== DATA SUPPLIED
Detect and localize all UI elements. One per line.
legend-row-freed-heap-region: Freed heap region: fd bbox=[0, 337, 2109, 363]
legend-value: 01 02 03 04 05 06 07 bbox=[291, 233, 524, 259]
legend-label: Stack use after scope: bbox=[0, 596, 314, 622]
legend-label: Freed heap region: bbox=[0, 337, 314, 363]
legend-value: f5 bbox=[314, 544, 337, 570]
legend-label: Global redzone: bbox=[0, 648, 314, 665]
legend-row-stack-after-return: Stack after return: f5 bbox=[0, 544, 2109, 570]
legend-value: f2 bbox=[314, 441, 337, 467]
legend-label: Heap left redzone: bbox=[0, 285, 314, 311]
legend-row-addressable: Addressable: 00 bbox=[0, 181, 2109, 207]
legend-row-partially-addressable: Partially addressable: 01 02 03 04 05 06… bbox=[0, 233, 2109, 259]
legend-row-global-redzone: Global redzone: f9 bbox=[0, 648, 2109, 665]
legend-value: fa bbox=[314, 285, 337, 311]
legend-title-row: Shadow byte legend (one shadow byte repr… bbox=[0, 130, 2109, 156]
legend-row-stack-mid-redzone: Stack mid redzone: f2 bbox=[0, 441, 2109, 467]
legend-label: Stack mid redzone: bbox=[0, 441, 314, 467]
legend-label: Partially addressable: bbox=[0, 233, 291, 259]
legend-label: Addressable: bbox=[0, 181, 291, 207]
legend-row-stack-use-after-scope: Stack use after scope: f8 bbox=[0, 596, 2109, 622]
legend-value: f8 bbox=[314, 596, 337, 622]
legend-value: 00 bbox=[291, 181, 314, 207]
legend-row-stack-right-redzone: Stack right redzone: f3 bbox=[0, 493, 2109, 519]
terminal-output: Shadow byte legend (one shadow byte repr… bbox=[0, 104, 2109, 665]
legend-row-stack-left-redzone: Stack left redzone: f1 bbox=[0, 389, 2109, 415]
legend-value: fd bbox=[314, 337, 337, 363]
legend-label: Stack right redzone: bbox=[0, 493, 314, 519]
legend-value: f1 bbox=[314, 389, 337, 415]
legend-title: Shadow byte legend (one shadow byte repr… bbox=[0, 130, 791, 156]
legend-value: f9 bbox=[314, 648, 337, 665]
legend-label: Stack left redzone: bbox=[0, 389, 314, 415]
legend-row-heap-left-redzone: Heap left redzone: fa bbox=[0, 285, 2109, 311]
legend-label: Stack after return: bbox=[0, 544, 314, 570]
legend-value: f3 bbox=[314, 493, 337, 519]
====
• INSTRUCTIONS TO FOLLOW: Update the lines above by replacing "Shadow byte legend" with "Shadow memory legend" wherever it occurs, leaving everything else unchanged.

• REPLY:
Detect and localize all UI elements. One per line.
legend-row-freed-heap-region: Freed heap region: fd bbox=[0, 337, 2109, 363]
legend-value: 01 02 03 04 05 06 07 bbox=[291, 233, 524, 259]
legend-label: Stack use after scope: bbox=[0, 596, 314, 622]
legend-label: Freed heap region: bbox=[0, 337, 314, 363]
legend-value: f5 bbox=[314, 544, 337, 570]
legend-label: Global redzone: bbox=[0, 648, 314, 665]
legend-row-stack-after-return: Stack after return: f5 bbox=[0, 544, 2109, 570]
legend-value: f2 bbox=[314, 441, 337, 467]
legend-label: Heap left redzone: bbox=[0, 285, 314, 311]
legend-row-addressable: Addressable: 00 bbox=[0, 181, 2109, 207]
legend-row-partially-addressable: Partially addressable: 01 02 03 04 05 06… bbox=[0, 233, 2109, 259]
legend-row-global-redzone: Global redzone: f9 bbox=[0, 648, 2109, 665]
legend-value: fa bbox=[314, 285, 337, 311]
legend-title-row: Shadow memory legend (one shadow byte repr… bbox=[0, 130, 2109, 156]
legend-row-stack-mid-redzone: Stack mid redzone: f2 bbox=[0, 441, 2109, 467]
legend-label: Stack mid redzone: bbox=[0, 441, 314, 467]
legend-label: Partially addressable: bbox=[0, 233, 291, 259]
legend-label: Addressable: bbox=[0, 181, 291, 207]
legend-row-stack-use-after-scope: Stack use after scope: f8 bbox=[0, 596, 2109, 622]
legend-value: f8 bbox=[314, 596, 337, 622]
legend-value: 00 bbox=[291, 181, 314, 207]
legend-row-stack-right-redzone: Stack right redzone: f3 bbox=[0, 493, 2109, 519]
terminal-output: Shadow memory legend (one shadow byte repr… bbox=[0, 104, 2109, 665]
legend-row-stack-left-redzone: Stack left redzone: f1 bbox=[0, 389, 2109, 415]
legend-value: fd bbox=[314, 337, 337, 363]
legend-label: Stack right redzone: bbox=[0, 493, 314, 519]
legend-value: f1 bbox=[314, 389, 337, 415]
legend-title: Shadow memory legend (one shadow byte repr… bbox=[0, 130, 791, 156]
legend-value: f9 bbox=[314, 648, 337, 665]
legend-label: Stack left redzone: bbox=[0, 389, 314, 415]
legend-row-heap-left-redzone: Heap left redzone: fa bbox=[0, 285, 2109, 311]
legend-label: Stack after return: bbox=[0, 544, 314, 570]
legend-value: f3 bbox=[314, 493, 337, 519]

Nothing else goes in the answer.